**WHAT YOU SHOULD DO**
Below are the records; copy each line in them that holds the word "name".

◆ ◆ ◆ ◆ ◆

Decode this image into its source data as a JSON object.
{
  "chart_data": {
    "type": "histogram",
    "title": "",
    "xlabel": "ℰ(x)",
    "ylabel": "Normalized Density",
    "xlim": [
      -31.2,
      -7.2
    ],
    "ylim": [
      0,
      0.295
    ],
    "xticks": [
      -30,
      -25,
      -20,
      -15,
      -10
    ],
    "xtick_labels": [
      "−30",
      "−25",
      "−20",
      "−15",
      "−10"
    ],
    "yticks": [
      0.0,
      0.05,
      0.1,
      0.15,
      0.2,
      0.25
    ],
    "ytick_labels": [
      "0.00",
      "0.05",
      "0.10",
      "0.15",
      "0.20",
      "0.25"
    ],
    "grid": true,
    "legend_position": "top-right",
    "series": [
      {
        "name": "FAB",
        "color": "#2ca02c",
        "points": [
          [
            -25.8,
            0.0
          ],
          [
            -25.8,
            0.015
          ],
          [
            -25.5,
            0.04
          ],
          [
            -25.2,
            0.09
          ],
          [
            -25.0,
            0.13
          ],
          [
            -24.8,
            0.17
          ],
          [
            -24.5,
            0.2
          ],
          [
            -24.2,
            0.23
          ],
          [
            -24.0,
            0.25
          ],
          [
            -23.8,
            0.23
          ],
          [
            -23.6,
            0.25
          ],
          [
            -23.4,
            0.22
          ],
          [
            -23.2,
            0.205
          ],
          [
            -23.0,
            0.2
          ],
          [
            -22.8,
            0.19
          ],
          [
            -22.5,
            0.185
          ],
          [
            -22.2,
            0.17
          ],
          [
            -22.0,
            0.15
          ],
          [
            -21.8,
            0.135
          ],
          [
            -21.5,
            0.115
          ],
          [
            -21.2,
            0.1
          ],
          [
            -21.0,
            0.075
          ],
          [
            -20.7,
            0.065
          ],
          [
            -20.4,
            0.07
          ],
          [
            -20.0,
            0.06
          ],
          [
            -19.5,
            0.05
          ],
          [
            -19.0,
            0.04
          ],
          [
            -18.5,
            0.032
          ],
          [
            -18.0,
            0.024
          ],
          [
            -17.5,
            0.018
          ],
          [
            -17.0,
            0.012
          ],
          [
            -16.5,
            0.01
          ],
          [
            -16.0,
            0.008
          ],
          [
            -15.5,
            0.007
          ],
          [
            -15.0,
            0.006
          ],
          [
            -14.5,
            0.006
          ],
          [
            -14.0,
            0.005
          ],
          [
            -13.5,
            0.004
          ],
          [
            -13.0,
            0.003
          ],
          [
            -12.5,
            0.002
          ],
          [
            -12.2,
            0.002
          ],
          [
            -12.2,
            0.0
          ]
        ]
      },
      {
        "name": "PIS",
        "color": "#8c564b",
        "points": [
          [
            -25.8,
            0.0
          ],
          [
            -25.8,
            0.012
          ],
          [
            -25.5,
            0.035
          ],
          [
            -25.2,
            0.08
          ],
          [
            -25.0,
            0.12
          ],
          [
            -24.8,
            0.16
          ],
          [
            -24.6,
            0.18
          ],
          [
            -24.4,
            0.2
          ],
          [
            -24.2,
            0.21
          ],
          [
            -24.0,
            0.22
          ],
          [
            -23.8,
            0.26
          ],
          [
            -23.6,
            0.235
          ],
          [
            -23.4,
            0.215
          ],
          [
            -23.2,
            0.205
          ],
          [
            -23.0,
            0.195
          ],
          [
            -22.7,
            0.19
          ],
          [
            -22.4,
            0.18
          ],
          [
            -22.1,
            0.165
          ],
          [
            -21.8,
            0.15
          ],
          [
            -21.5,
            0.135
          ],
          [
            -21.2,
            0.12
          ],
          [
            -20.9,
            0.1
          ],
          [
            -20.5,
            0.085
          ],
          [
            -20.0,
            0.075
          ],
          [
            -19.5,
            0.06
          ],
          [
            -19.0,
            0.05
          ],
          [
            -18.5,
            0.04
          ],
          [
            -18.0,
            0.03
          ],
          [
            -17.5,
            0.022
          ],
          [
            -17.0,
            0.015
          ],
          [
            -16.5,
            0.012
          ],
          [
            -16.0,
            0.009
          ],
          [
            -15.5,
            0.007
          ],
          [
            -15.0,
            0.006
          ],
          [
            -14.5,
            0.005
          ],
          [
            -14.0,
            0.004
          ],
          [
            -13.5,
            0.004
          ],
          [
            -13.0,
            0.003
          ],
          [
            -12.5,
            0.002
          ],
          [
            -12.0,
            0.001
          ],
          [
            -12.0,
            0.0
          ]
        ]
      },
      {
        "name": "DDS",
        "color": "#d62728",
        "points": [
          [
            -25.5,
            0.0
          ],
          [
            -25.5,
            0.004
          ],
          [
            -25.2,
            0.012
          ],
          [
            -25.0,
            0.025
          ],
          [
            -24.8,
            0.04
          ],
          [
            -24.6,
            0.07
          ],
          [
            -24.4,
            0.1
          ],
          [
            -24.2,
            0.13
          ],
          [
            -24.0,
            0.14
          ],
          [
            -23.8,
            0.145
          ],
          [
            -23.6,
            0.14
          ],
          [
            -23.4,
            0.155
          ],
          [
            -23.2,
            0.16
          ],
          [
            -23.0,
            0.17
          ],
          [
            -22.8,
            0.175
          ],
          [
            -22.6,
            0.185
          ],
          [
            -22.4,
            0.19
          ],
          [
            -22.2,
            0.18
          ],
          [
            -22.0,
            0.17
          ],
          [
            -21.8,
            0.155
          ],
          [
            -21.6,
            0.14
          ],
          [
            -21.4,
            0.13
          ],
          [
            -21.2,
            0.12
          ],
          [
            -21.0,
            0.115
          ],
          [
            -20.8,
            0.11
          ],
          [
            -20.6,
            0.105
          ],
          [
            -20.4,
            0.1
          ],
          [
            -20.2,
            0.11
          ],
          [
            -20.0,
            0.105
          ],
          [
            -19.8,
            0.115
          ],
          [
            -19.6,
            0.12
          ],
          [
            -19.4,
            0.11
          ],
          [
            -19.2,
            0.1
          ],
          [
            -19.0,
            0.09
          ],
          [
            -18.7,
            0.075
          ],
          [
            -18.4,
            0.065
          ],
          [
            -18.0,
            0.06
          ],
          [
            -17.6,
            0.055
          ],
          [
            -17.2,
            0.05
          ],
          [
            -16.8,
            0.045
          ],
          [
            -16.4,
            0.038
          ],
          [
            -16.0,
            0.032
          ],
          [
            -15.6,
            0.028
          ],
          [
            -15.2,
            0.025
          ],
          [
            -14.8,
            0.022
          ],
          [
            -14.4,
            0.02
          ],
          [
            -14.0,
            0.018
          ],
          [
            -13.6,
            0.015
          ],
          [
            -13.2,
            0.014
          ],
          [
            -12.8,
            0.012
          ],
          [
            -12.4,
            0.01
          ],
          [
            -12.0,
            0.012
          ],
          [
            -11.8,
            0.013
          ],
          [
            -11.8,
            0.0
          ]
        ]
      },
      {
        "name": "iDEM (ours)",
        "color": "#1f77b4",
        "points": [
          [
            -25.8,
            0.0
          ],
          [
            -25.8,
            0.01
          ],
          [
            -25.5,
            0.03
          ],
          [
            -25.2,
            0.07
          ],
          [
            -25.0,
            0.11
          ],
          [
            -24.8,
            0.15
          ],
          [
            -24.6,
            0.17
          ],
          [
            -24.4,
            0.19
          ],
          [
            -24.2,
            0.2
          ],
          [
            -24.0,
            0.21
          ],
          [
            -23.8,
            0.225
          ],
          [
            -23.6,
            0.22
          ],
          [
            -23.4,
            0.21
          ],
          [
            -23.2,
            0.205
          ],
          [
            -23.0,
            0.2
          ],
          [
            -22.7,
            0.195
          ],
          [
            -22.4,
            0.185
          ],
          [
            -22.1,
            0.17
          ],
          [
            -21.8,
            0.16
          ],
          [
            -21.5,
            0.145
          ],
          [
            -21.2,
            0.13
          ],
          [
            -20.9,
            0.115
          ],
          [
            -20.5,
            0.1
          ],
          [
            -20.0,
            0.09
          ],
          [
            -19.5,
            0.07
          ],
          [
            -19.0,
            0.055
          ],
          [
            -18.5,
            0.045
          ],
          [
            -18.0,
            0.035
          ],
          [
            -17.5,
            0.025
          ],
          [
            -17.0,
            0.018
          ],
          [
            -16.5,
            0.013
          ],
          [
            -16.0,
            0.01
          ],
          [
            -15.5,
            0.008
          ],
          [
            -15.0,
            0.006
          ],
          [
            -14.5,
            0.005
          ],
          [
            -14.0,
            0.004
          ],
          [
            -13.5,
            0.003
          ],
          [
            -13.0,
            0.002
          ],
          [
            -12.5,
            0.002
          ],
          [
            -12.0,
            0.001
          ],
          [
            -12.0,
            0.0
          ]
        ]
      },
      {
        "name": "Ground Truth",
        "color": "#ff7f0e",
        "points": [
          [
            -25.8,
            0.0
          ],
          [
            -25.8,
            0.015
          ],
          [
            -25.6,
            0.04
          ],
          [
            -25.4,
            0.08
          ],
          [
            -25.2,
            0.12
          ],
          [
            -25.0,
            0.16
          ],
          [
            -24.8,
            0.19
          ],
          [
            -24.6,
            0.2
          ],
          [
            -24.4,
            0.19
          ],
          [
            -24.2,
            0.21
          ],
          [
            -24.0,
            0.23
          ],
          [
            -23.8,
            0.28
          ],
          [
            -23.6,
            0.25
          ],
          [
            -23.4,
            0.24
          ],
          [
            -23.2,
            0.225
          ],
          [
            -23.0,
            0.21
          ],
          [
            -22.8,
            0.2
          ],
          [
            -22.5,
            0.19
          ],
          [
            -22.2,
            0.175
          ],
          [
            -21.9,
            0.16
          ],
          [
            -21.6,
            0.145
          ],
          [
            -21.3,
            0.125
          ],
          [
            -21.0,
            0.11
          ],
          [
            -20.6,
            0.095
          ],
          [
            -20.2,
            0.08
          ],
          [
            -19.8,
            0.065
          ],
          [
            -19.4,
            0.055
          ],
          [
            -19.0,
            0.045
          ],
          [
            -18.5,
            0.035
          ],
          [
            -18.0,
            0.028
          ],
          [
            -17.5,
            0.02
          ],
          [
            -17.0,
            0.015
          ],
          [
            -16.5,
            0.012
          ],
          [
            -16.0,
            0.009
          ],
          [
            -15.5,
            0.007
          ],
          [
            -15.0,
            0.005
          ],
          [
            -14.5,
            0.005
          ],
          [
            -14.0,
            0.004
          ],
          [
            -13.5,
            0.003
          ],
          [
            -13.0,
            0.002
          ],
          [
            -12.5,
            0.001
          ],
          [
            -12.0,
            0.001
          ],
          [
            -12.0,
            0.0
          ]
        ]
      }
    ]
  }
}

◆ ◆ ◆ ◆ ◆

**THE REPLY**
        "name": "FAB",
        "name": "PIS",
        "name": "DDS",
        "name": "iDEM (ours)",
        "name": "Ground Truth",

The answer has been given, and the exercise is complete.